Por outro lado, é preciso enaltecer quatro relevantes pontos da reforma, inéditos no Brasil e que devem melhorar o ambiente de negócios.

O primeiro é a regulação da insolvência transnacional, incorporando regras semelhantes a de países desenvolvidos. Em síntese, permitem, que, numa falência ou recuperação de uma sociedade empresária multinacional, o juiz da cidade do país em que esteja seu principal centro de interesses seja o único a decidir sobre as medidas de renegociação das dívidas e dos pagamentos aos credores, agindo em coordenação com os demais juízes do planeta dos locais em que essa multinacional tenha negócios, para que estes limitam-se a executar as ordens do juiz principal e comuniquem-se de maneira célere. Assim, em casos como o da Oi, cuja sede administrativa é o Rio de Janeiro/RJ e que emitiu títulos na Holanda, o juiz holandês atuaria em coordenação com o carioca e não proferiria decisões conflitantes com as dele (por exemplo, decretando a falência na Holanda enquanto a recuperação judicial fosse concedida no Brasil).

O segundo tema é a aceleração de venda de bens do falido. A histórica lentidão, decorrente de regras rígidas e de excessivos atos até que se conseguisse finalmente liquidar o bem, parece estar com os dias contados. Agora, há flexibilidade até para se criar um planejamento de procedimento caso a caso, a ser autorizado pelo juiz, cuja prioridade é vender os bens, mesmo que se corra o risco de arrecadar-se um pouco menos do que se arrecadaria se se seguisse os atos costumeiros para os leilões.

O terceiro é a redução do prazo do fim das obrigações do falido. Antes, o empresário individual e, dependendo da interpretação da obscura lei, os sócios e administradores somente poderiam voltar a ser sócios e diretores de sociedades empresárias basicamente em, no mínimo, 5 anos do encerramento do moroso processo de falência, o que lhes dava um castigo de mais de década, na prática – algo completamente desestimulante do empreendedorismo. Agora, o limite é de 3 anos do início do processo de falência.

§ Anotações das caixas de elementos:

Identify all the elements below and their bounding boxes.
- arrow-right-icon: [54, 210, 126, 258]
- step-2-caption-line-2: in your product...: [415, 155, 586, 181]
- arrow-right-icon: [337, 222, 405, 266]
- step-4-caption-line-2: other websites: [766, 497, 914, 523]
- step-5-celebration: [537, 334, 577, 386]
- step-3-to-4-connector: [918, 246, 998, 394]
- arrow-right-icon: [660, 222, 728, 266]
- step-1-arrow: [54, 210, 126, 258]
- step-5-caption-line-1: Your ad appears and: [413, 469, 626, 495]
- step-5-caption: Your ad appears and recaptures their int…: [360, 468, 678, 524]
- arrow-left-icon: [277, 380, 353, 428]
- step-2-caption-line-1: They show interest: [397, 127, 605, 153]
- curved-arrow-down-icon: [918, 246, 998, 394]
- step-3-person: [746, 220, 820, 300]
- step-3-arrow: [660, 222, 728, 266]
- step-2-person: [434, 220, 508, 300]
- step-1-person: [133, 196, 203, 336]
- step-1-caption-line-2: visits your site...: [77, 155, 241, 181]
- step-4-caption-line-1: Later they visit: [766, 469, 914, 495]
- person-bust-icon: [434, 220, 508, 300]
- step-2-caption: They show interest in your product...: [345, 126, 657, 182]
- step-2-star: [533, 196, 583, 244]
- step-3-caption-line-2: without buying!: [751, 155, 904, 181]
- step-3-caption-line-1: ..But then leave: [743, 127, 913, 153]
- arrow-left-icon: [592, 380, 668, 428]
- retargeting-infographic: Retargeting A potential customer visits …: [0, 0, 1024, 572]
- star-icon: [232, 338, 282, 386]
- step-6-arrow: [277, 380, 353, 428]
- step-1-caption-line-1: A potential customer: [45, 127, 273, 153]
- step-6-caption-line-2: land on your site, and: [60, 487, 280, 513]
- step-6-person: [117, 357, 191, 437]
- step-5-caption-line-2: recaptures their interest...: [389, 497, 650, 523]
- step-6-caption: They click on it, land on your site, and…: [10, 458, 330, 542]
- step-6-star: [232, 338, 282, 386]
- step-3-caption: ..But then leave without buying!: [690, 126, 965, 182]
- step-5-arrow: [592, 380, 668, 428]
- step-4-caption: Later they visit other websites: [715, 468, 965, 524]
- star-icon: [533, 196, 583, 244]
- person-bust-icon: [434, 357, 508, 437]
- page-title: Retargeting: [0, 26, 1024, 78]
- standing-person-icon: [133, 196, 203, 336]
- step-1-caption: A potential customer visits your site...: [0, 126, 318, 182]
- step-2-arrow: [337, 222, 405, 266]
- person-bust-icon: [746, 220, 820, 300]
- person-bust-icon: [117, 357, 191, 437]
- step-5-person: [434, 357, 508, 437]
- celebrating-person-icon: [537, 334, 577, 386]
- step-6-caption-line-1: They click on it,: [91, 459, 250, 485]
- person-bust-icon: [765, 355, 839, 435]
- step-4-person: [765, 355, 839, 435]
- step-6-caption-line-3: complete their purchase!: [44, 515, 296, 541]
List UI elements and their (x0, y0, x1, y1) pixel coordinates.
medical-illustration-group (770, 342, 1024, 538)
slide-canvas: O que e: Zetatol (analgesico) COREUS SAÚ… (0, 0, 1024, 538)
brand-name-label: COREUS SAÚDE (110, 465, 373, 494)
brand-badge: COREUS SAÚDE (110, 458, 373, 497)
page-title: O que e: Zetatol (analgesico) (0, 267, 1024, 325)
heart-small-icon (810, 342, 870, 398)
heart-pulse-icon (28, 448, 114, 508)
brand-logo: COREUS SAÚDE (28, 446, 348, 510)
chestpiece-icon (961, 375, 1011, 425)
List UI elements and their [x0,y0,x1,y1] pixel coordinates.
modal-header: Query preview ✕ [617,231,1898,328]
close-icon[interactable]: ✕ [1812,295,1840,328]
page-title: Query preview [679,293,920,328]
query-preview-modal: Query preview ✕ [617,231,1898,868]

§ PROBLEMA A RESOLVER: Escreva a continuação do texto sobre a reforma da lei de falências a partir do ponto em que ele termina.

§ RESULTADO DA TAREFA:
Por fim, a quarta boa novidade é a regulação do financiamento ao devedor em recuperação judicial (“dip financing”). Antes, sequer havia regras, então, cada caso era decidido de um modo: desde o juiz simplesmente autorizar, até a realização de assembleia de credores para deliberar sobre o financiamento, causando insegurança jurídica aos envolvidos. Além disso, caso a falência viesse a ser decretada, o emprestador ocuparia uma posição na fila de pagamentos que dificilmente lhe permitirá receber algo. Agora, além de o financiamento conter regras e procedimentos claros (óbvio que não são perfeitos, porém, parecem satisfatórios), o emprestador ocupa posição privilegiada na fila da falência, fatores esses que estimularão o recebimento de dinheiro novo e imediato às recuperandas, algo fundamental para o sucesso de reestruturações.

Considerando que “a política é a arte do possível” – na célebre frase atribuída a Otto von Bismarck –, a reforma parece boa. Resta, agora, torcer para que o mínimo de malabarismos interpretativos seja realizado e o que está escrito na lei seja aplicado e obedecido, afinal, um dos aspectos mais importantes para qualquer mercado é o da existência de regras claras – mesmo que não sejam perfeitas – para que se consiga prever e investir.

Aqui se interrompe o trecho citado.